__Directive__. Write out the listing below again, precisely as it is given.
── Data for the task ──
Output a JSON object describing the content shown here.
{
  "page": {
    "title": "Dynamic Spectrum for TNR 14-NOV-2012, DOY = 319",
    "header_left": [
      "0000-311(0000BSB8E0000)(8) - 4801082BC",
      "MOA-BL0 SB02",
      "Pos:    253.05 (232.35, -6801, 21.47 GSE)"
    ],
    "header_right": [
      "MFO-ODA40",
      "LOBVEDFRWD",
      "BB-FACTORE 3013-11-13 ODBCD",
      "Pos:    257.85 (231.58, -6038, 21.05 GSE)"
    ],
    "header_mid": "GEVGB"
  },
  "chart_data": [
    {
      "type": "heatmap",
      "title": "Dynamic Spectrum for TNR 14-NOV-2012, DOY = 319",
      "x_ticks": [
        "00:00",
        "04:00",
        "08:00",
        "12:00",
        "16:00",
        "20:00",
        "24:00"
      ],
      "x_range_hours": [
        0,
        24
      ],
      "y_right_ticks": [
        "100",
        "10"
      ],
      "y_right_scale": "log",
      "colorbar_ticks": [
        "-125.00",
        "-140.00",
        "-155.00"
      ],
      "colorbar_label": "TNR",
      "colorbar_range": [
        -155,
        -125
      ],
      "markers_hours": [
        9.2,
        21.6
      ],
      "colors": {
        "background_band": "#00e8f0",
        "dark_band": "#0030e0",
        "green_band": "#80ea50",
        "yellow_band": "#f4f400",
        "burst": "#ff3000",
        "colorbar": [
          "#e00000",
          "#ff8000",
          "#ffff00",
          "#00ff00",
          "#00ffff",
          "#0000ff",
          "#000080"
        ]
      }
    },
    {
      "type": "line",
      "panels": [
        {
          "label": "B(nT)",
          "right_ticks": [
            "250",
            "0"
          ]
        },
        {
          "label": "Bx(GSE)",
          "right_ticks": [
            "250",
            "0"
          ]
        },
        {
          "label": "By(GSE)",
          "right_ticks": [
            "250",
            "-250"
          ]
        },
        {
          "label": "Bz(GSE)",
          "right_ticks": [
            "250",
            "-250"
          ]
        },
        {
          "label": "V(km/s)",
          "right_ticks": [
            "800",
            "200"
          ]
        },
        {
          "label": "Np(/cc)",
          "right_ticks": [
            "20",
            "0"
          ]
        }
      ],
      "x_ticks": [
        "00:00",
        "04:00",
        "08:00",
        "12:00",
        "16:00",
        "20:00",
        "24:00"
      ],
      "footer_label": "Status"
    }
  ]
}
───
__Answer in full__.
Output a JSON object describing the content shown here.
{
  "page": {
    "title": "Dynamic Spectrum for TNR 14-NOV-2012, DOY = 319",
    "header_left": [
      "0000-311(0000BSB8E0000)(8) - 4801082BC",
      "MOA-BL0 SB02",
      "Pos:    253.05 (232.35, -6801, 21.47 GSE)"
    ],
    "header_right": [
      "MFO-ODA40",
      "LOBVEDFRWD",
      "BB-FACTORE 3013-11-13 ODBCD",
      "Pos:    257.85 (231.58, -6038, 21.05 GSE)"
    ],
    "header_mid": "GEVGB"
  },
  "chart_data": [
    {
      "type": "heatmap",
      "title": "Dynamic Spectrum for TNR 14-NOV-2012, DOY = 319",
      "x_ticks": [
        "00:00",
        "04:00",
        "08:00",
        "12:00",
        "16:00",
        "20:00",
        "24:00"
      ],
      "x_range_hours": [
        0,
        24
      ],
      "y_right_ticks": [
        "100",
        "10"
      ],
      "y_right_scale": "log",
      "colorbar_ticks": [
        "-125.00",
        "-140.00",
        "-155.00"
      ],
      "colorbar_label": "TNR",
      "colorbar_range": [
        -155,
        -125
      ],
      "markers_hours": [
        9.2,
        21.6
      ],
      "colors": {
        "background_band": "#00e8f0",
        "dark_band": "#0030e0",
        "green_band": "#80ea50",
        "yellow_band": "#f4f400",
        "burst": "#ff3000",
        "colorbar": [
          "#e00000",
          "#ff8000",
          "#ffff00",
          "#00ff00",
          "#00ffff",
          "#0000ff",
          "#000080"
        ]
      }
    },
    {
      "type": "line",
      "panels": [
        {
          "label": "B(nT)",
          "right_ticks": [
            "250",
            "0"
          ]
        },
        {
          "label": "Bx(GSE)",
          "right_ticks": [
            "250",
            "0"
          ]
        },
        {
          "label": "By(GSE)",
          "right_ticks": [
            "250",
            "-250"
          ]
        },
        {
          "label": "Bz(GSE)",
          "right_ticks": [
            "250",
            "-250"
          ]
        },
        {
          "label": "V(km/s)",
          "right_ticks": [
            "800",
            "200"
          ]
        },
        {
          "label": "Np(/cc)",
          "right_ticks": [
            "20",
            "0"
          ]
        }
      ],
      "x_ticks": [
        "00:00",
        "04:00",
        "08:00",
        "12:00",
        "16:00",
        "20:00",
        "24:00"
      ],
      "footer_label": "Status"
    }
  ]
}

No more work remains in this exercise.